■ Written problem: State how many lines of the entries below hold the word "etiology"; reply with nothing but the number.
++++ Material supplied ++++
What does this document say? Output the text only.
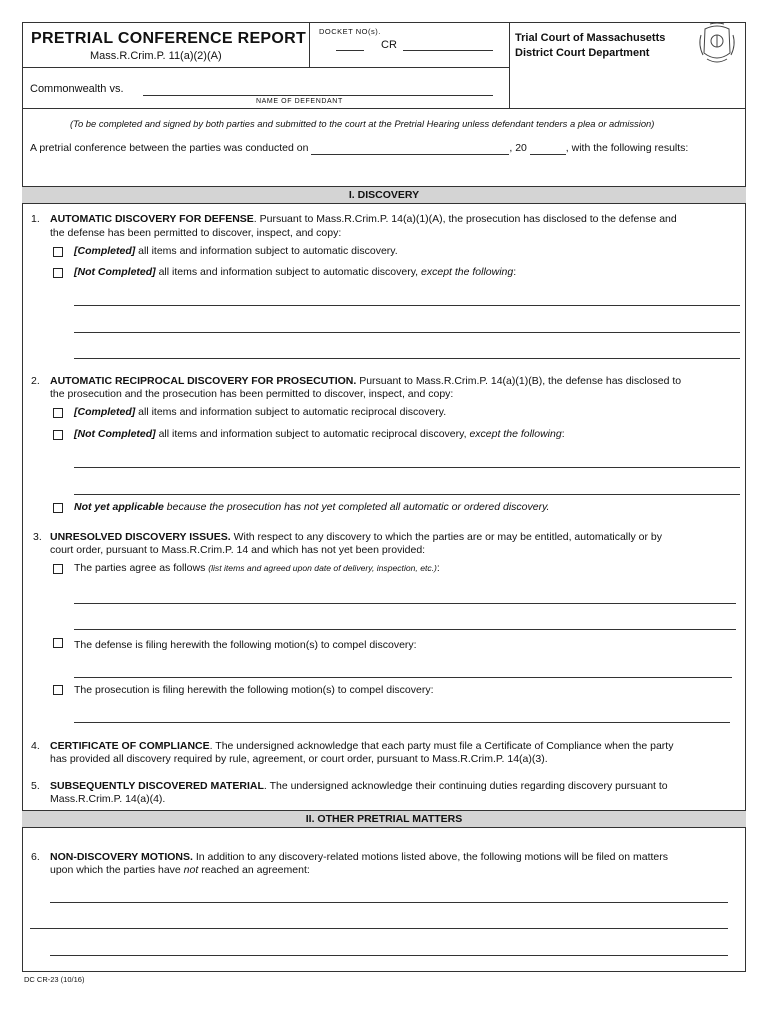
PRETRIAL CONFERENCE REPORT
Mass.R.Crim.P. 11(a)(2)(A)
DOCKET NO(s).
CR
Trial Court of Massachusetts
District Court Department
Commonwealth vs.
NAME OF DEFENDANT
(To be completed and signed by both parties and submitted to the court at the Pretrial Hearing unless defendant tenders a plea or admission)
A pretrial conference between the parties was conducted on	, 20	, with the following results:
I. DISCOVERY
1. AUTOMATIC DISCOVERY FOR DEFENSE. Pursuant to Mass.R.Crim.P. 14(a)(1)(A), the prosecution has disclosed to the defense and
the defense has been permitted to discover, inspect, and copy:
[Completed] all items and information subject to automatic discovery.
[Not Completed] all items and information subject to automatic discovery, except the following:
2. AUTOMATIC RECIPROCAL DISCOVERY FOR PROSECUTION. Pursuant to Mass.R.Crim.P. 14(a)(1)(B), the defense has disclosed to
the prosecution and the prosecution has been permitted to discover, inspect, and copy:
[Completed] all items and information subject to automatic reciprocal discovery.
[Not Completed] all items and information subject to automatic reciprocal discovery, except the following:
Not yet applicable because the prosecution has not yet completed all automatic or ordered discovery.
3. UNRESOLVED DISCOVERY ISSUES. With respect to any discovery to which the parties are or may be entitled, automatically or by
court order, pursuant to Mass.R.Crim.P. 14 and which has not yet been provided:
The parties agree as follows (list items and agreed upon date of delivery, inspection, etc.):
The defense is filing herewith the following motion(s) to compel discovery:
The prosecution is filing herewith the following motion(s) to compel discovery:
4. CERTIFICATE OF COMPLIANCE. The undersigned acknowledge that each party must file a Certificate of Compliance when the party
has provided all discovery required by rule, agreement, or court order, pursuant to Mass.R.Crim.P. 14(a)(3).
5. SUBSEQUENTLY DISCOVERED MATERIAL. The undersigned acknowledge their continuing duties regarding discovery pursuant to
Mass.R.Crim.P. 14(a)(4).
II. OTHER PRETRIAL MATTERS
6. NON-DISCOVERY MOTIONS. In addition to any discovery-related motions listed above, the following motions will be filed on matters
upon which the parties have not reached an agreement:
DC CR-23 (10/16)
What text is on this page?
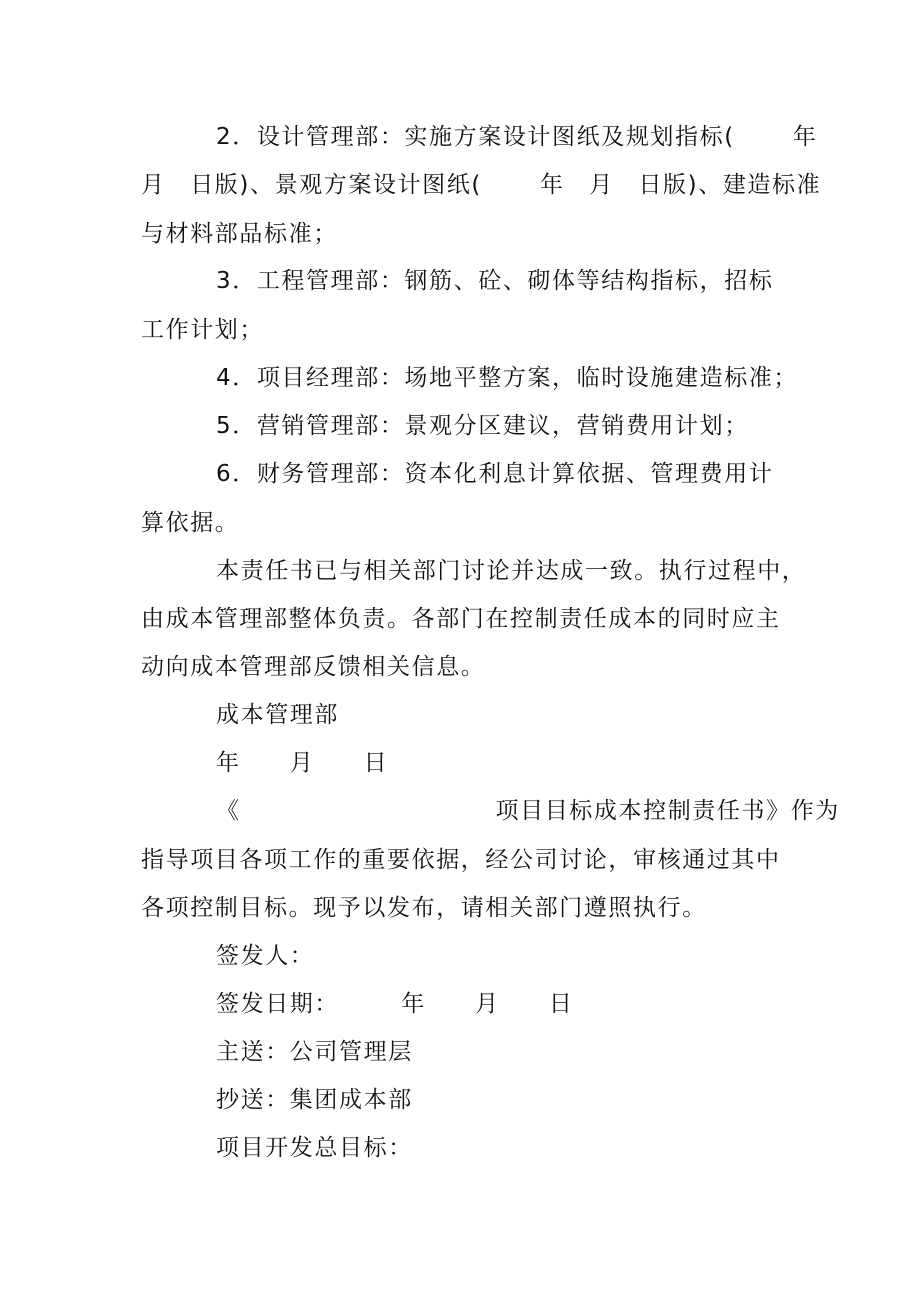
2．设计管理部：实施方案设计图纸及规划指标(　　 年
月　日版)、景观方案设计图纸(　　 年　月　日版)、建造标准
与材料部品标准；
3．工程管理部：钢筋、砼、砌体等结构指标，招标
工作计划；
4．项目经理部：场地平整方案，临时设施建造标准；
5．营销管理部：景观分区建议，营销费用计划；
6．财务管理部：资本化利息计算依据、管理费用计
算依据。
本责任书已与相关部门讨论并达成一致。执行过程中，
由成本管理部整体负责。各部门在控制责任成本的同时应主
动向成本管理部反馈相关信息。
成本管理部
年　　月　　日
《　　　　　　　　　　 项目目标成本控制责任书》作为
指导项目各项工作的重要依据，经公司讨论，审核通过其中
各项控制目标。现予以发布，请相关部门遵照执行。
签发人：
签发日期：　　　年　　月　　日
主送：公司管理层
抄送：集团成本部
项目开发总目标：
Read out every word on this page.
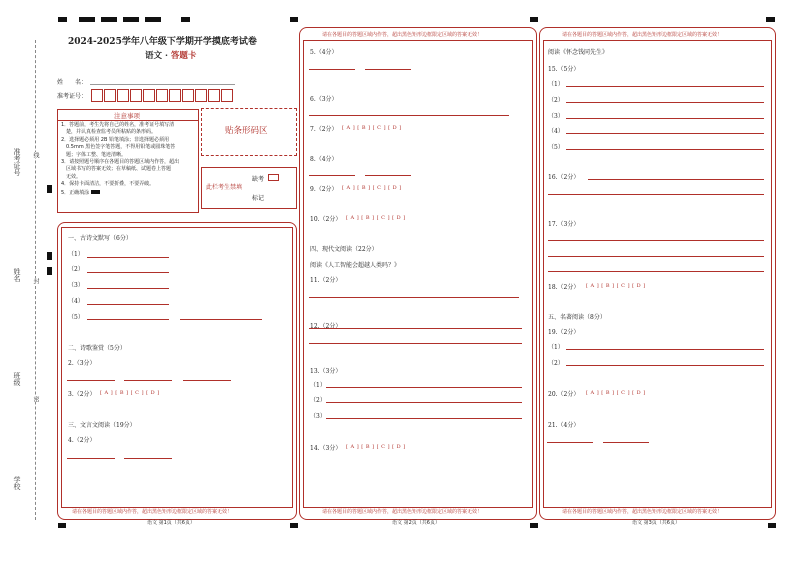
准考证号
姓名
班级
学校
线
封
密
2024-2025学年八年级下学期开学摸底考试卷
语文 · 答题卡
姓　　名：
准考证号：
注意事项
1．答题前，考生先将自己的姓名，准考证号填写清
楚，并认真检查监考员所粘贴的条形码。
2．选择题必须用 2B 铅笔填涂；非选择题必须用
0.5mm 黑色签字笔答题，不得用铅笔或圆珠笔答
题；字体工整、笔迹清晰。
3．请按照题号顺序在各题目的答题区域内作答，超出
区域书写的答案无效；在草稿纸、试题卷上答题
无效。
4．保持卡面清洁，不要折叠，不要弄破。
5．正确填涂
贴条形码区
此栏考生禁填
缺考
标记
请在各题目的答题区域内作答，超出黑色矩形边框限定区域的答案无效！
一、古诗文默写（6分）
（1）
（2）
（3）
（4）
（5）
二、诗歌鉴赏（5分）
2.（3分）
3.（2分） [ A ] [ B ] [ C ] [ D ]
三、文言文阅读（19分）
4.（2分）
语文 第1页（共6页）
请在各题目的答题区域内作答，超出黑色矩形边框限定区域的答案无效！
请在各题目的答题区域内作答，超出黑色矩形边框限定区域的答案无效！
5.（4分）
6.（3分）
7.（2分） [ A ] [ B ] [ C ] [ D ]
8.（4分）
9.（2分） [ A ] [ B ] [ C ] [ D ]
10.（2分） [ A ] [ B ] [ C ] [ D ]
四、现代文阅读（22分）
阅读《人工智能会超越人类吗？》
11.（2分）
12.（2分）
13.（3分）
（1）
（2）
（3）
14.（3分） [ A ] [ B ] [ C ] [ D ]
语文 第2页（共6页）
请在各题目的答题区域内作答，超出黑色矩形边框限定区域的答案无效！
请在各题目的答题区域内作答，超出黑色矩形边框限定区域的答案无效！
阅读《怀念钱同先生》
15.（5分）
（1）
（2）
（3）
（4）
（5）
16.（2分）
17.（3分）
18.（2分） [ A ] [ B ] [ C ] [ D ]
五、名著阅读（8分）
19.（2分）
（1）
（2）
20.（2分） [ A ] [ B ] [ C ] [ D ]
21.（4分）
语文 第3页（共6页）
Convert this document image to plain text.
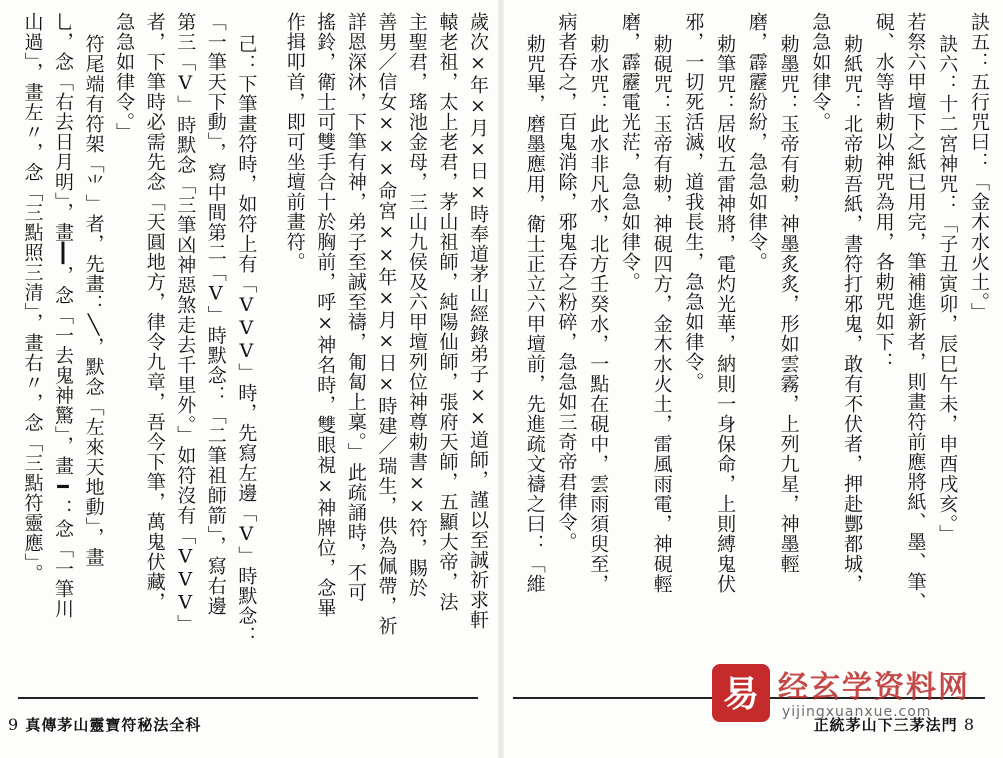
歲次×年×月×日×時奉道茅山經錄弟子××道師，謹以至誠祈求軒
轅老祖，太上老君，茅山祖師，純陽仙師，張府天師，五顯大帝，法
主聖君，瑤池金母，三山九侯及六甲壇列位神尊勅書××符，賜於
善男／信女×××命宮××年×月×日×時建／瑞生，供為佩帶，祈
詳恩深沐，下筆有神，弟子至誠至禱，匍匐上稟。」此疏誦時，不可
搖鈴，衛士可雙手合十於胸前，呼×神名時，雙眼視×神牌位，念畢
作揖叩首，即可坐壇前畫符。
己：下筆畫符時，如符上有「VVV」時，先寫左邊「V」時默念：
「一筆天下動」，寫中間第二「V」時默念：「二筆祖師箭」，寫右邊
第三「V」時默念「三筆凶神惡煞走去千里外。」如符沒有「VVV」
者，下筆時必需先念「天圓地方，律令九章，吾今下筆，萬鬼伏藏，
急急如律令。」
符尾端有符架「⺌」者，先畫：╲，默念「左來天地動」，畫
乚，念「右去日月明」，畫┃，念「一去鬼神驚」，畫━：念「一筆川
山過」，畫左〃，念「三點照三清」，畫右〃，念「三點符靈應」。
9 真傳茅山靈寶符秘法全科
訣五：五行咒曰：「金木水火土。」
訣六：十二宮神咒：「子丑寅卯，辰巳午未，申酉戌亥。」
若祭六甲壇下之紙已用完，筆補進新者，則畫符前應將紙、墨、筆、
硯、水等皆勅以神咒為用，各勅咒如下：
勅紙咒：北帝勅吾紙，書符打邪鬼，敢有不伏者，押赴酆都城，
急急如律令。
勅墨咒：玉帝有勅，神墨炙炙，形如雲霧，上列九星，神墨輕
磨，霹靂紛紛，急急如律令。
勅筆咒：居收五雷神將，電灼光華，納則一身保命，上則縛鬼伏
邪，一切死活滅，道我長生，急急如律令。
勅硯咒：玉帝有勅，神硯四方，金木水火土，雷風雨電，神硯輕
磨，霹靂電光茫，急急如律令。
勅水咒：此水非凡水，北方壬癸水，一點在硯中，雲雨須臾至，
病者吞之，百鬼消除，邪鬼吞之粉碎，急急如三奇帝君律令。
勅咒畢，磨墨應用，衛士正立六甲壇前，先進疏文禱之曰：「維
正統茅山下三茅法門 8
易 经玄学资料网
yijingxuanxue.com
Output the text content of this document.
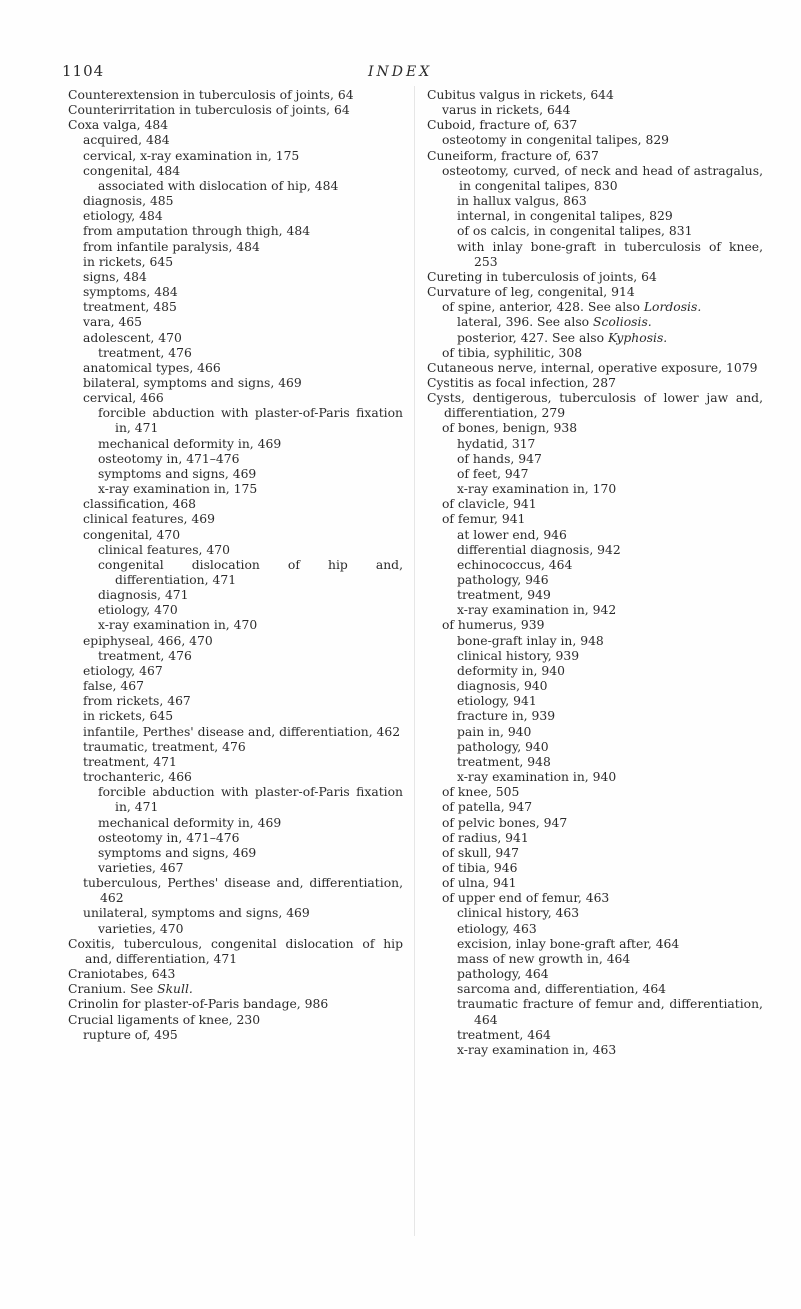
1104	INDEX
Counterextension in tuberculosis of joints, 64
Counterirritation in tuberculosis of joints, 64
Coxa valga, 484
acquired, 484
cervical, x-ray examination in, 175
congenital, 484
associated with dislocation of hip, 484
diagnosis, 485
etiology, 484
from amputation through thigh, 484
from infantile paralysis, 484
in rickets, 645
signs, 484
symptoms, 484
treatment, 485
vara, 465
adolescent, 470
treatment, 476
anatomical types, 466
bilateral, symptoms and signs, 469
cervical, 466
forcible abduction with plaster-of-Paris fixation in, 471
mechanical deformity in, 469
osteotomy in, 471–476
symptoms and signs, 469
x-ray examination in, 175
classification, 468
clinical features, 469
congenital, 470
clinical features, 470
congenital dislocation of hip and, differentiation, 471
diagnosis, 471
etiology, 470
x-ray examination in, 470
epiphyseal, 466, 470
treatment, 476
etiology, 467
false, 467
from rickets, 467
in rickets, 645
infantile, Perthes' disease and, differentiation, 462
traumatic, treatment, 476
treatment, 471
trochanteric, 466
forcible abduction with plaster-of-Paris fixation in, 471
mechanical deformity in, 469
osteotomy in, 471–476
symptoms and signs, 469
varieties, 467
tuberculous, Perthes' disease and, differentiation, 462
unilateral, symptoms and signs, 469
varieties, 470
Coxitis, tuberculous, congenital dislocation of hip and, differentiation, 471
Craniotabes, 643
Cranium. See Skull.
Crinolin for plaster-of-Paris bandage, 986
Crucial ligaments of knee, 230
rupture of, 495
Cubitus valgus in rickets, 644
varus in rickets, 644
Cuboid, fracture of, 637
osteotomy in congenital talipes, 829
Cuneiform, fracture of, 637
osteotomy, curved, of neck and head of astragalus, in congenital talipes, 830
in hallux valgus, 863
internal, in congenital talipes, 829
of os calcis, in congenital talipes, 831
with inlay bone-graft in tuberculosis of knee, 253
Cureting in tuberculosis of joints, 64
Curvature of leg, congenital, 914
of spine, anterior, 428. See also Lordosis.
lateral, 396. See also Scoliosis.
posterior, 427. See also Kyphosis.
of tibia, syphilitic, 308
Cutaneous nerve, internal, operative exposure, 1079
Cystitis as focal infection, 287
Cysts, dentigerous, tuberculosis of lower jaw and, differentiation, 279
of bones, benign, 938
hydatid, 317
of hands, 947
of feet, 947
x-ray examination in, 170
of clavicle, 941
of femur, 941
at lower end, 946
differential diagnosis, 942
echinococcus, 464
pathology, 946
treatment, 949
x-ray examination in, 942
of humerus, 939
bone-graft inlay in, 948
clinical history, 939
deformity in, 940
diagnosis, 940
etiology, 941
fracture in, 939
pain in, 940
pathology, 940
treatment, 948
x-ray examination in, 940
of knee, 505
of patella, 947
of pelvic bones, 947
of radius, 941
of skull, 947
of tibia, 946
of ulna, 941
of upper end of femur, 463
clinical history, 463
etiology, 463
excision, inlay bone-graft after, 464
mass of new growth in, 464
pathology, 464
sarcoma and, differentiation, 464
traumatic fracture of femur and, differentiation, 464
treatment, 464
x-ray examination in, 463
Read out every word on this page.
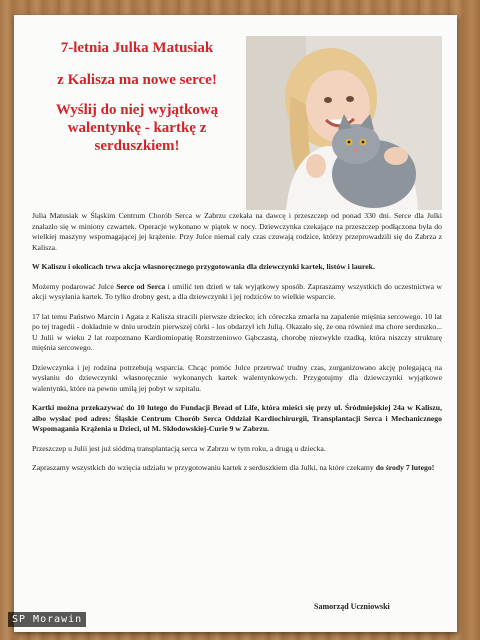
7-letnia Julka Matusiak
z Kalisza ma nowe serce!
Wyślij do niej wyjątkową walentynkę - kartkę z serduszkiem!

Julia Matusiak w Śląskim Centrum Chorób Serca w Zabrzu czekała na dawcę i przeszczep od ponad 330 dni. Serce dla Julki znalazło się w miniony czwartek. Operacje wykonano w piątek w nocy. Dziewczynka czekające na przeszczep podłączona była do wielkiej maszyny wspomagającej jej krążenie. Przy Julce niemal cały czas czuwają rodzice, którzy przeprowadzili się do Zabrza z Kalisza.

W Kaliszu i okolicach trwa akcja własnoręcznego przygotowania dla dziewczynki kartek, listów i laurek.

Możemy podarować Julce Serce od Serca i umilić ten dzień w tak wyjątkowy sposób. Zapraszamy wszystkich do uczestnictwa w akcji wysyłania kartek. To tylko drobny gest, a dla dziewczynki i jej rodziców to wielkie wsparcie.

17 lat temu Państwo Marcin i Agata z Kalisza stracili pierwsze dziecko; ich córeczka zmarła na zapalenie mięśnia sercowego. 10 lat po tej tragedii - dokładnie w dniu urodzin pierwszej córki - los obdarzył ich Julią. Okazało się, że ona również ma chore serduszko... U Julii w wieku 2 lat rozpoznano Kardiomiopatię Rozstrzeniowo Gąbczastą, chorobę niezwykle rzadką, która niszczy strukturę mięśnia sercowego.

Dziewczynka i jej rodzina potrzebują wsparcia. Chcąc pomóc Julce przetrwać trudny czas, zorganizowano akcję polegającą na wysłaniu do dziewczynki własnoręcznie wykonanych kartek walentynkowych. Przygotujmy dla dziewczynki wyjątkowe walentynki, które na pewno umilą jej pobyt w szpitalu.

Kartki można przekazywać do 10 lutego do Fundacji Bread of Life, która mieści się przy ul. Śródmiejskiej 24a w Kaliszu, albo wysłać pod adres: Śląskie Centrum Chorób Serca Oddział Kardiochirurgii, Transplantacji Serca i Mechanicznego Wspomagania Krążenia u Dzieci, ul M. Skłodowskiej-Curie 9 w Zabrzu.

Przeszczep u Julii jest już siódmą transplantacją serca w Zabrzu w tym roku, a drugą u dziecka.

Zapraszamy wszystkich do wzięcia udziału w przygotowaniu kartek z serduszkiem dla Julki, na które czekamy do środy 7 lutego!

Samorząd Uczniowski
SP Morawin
++++
■ Result of this task: 5